**Exercise requirements:** Lines containing the string "Verschiebung" are to be counted; report the number and nothing more.

Records contained in a dataset
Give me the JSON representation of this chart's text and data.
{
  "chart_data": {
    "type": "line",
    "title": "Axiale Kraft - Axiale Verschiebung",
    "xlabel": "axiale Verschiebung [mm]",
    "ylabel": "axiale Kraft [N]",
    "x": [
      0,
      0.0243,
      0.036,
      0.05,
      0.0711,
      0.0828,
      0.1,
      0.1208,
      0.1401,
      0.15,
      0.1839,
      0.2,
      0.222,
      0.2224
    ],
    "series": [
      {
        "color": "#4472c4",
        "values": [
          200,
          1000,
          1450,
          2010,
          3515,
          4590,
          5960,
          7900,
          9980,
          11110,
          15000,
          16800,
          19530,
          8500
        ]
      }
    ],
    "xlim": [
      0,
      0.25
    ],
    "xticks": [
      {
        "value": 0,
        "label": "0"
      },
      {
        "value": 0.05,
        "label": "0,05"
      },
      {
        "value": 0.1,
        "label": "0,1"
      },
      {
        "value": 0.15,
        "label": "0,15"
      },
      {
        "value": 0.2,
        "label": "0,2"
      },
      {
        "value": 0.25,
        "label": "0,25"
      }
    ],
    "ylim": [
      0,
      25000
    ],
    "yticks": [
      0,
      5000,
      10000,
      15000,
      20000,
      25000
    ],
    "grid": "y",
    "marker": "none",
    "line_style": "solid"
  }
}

**Written response:** 2